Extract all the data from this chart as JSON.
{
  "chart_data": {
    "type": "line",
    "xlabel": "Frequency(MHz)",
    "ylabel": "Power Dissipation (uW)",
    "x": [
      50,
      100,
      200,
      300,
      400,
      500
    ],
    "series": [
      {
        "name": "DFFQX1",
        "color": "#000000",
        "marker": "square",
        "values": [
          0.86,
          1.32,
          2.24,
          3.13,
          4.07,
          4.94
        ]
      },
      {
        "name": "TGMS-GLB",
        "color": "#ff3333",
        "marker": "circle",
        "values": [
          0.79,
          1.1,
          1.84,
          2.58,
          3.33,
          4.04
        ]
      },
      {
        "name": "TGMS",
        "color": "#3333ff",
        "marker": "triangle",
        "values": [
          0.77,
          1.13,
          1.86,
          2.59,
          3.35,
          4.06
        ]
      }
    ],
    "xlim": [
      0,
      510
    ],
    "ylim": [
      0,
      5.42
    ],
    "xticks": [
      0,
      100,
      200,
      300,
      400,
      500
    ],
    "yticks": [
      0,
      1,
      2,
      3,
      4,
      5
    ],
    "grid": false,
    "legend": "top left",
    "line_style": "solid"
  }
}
----
- [EXERCISE REQUIREMENTS] Lines containing the string "marker" should be counted; reply with their number and nothing more.

- [THE SOLUTION] 3